INSTRUCTIONS:
a) According to the Delhi High Court case header, who is the author of the judgment?
b) Repeat part of the Delhi High Court case header word for word. Begin at the words "Date of decision: 18th" and stop after "Bhushan Jain, Advocate.".
c) Write what comes next in the Delhi High Court case header, starting right after its last line.

Citation : 2011 Latest Caselaw 984 Del
Judgement Date : 18 February, 2011

Delhi High Court
J.S.Furnishings Ltd. vs Mcd & Anr on 18 February, 2011
Author: Rajiv Sahai Endlaw
             *IN THE HIGH COURT OF DELHI AT NEW DELHI

                                                   Date of decision: 18th February, 2011

+                                            W.P.(C) 1463/1996
         J.S.FURNISHINGS LTD.                                            ..... Petitioner
                       Through:                      Mr. Bharat Bhushan Jain, Advocate.
                                               Versus
         MCD & ANR                                                     ..... Respondents
                                        Through:     Ms. Amita Gupta with Mr. Rahat
                                                     Bansal, Advocate for MCD.

                                                   AND

+                                           W.P.(C) 4892/1999

         THE VAISH CO-OPERATIVE NEW BANK LTD. ..... Petitioner
                      Through: Mr. Bharat Bhushan Jain, Advocate

                                            Versus
         MCD & ORS                                                      ..... Respondents
                                        Through:     Ms. Amita Gupta with Mr. Rahat
                                                     Bansal, Advocate for MCD.

RECORDED INFORMATION:
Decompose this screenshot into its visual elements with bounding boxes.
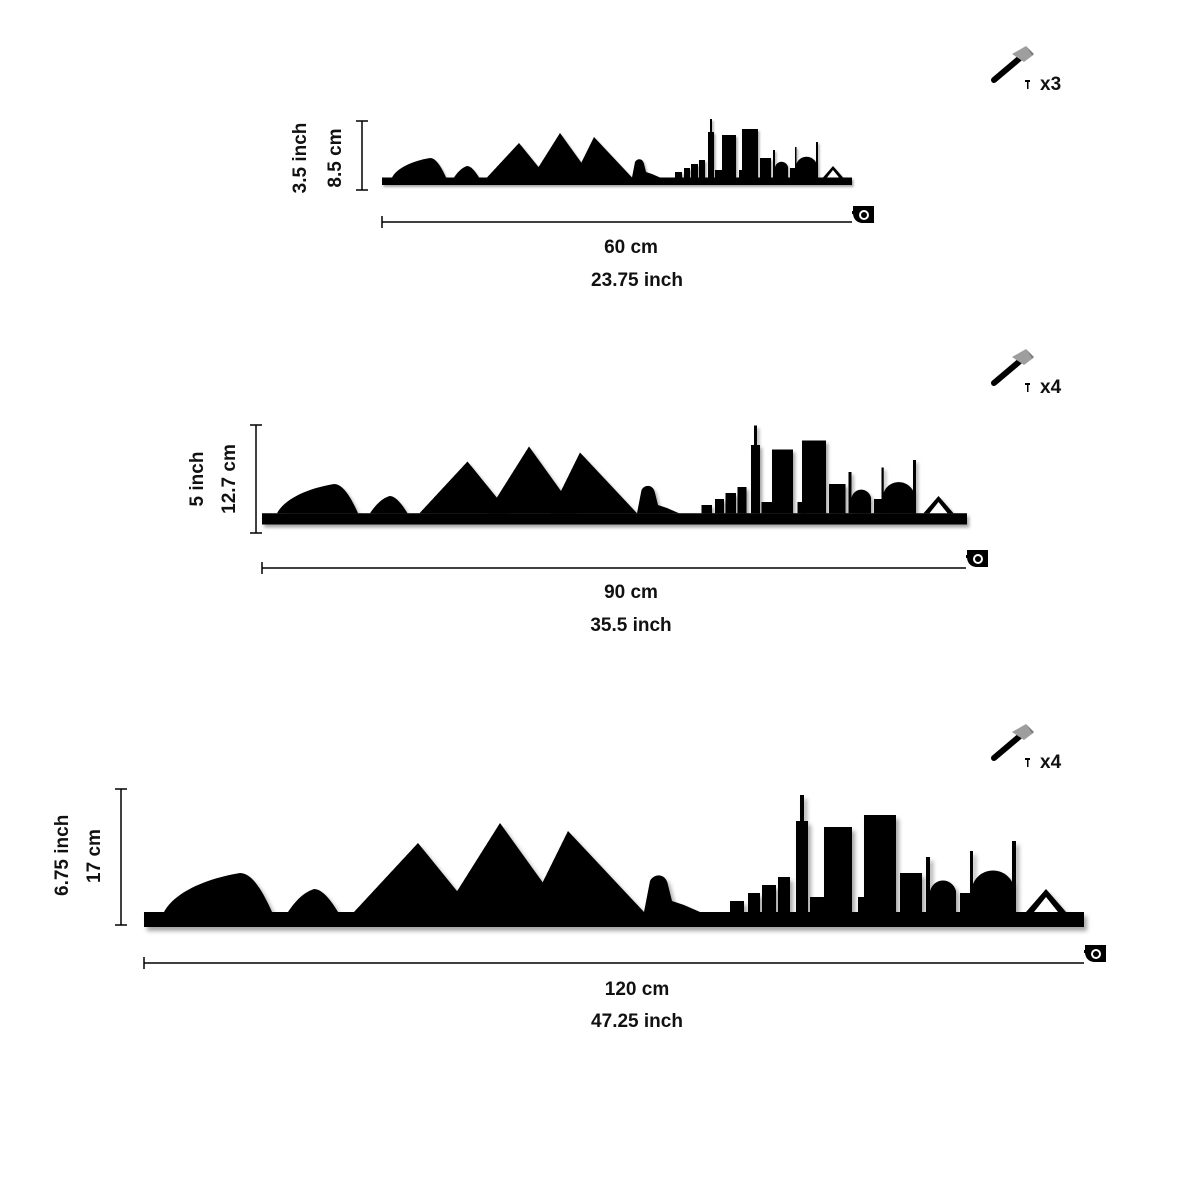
- nail-count: x3: [1040, 74, 1062, 95]
- width-cm-label: 60 cm: [604, 237, 658, 258]
- width-inch-label: 35.5 inch: [590, 615, 672, 636]
- nail-count: x4: [1040, 377, 1062, 398]
- width-cm-label: 90 cm: [604, 582, 658, 603]
- tape-measure-icon: [1084, 945, 1106, 962]
- nail-count: x4: [1040, 752, 1062, 773]
- width-inch-label: 23.75 inch: [591, 270, 683, 291]
- width-inch-label: 47.25 inch: [591, 1011, 683, 1032]
- hammer-icon: [990, 722, 1040, 772]
- skyline-silhouette: [144, 795, 1084, 927]
- height-inch-label: 6.75 inch: [52, 814, 73, 896]
- height-cm-label: 17 cm: [84, 829, 105, 883]
- width-cm-label: 120 cm: [604, 979, 670, 1000]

RESULTS IN ORDER:
a) Rajiv Sahai Endlaw

b)
Date of decision: 18th February, 2011

+                                            W.P.(C) 1463/1996
         J.S.FURNISHINGS LTD.                                            ..... Petitioner
                       Through:                      Mr. Bharat Bhushan Jain, Advocate.

c)
CORAM :-
HON'BLE MR. JUSTICE RAJIV SAHAI ENDLAW
1.       Whether reporters of Local papers may
         be allowed to see the judgment?                         YES

2.       To be referred to the reporter or not?                         YES

3.       Whether the judgment should be reported                        YES
         in the Digest?


W.P.(C) 1463/1996 & W.P.(C) 4892/1999                                           Page 1 of 10
 RAJIV SAHAI ENDLAW, J.

1. The writ petitions were filed seeking quashing of the orders of the

assessment of property tax qua the respective properties of the petitioners

including by impugning the Bye Laws, more specifically Bye Laws 2 (1)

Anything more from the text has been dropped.